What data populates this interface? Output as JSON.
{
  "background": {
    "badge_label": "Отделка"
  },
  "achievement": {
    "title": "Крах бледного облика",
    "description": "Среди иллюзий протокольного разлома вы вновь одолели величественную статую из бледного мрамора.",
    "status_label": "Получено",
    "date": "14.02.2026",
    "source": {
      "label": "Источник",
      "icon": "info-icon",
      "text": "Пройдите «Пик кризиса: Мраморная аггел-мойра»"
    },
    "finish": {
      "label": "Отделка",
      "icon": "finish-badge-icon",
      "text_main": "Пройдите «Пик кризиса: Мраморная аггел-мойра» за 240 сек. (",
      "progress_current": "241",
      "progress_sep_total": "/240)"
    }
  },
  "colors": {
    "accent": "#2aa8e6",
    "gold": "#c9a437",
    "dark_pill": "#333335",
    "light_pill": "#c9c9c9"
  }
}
◆ ◆ ◆
**Stated problem**. Output each record precisely as given.

**Final result**.
What data populates this interface? Output as JSON.
{
  "background": {
    "badge_label": "Отделка"
  },
  "achievement": {
    "title": "Крах бледного облика",
    "description": "Среди иллюзий протокольного разлома вы вновь одолели величественную статую из бледного мрамора.",
    "status_label": "Получено",
    "date": "14.02.2026",
    "source": {
      "label": "Источник",
      "icon": "info-icon",
      "text": "Пройдите «Пик кризиса: Мраморная аггел-мойра»"
    },
    "finish": {
      "label": "Отделка",
      "icon": "finish-badge-icon",
      "text_main": "Пройдите «Пик кризиса: Мраморная аггел-мойра» за 240 сек. (",
      "progress_current": "241",
      "progress_sep_total": "/240)"
    }
  },
  "colors": {
    "accent": "#2aa8e6",
    "gold": "#c9a437",
    "dark_pill": "#333335",
    "light_pill": "#c9c9c9"
  }
}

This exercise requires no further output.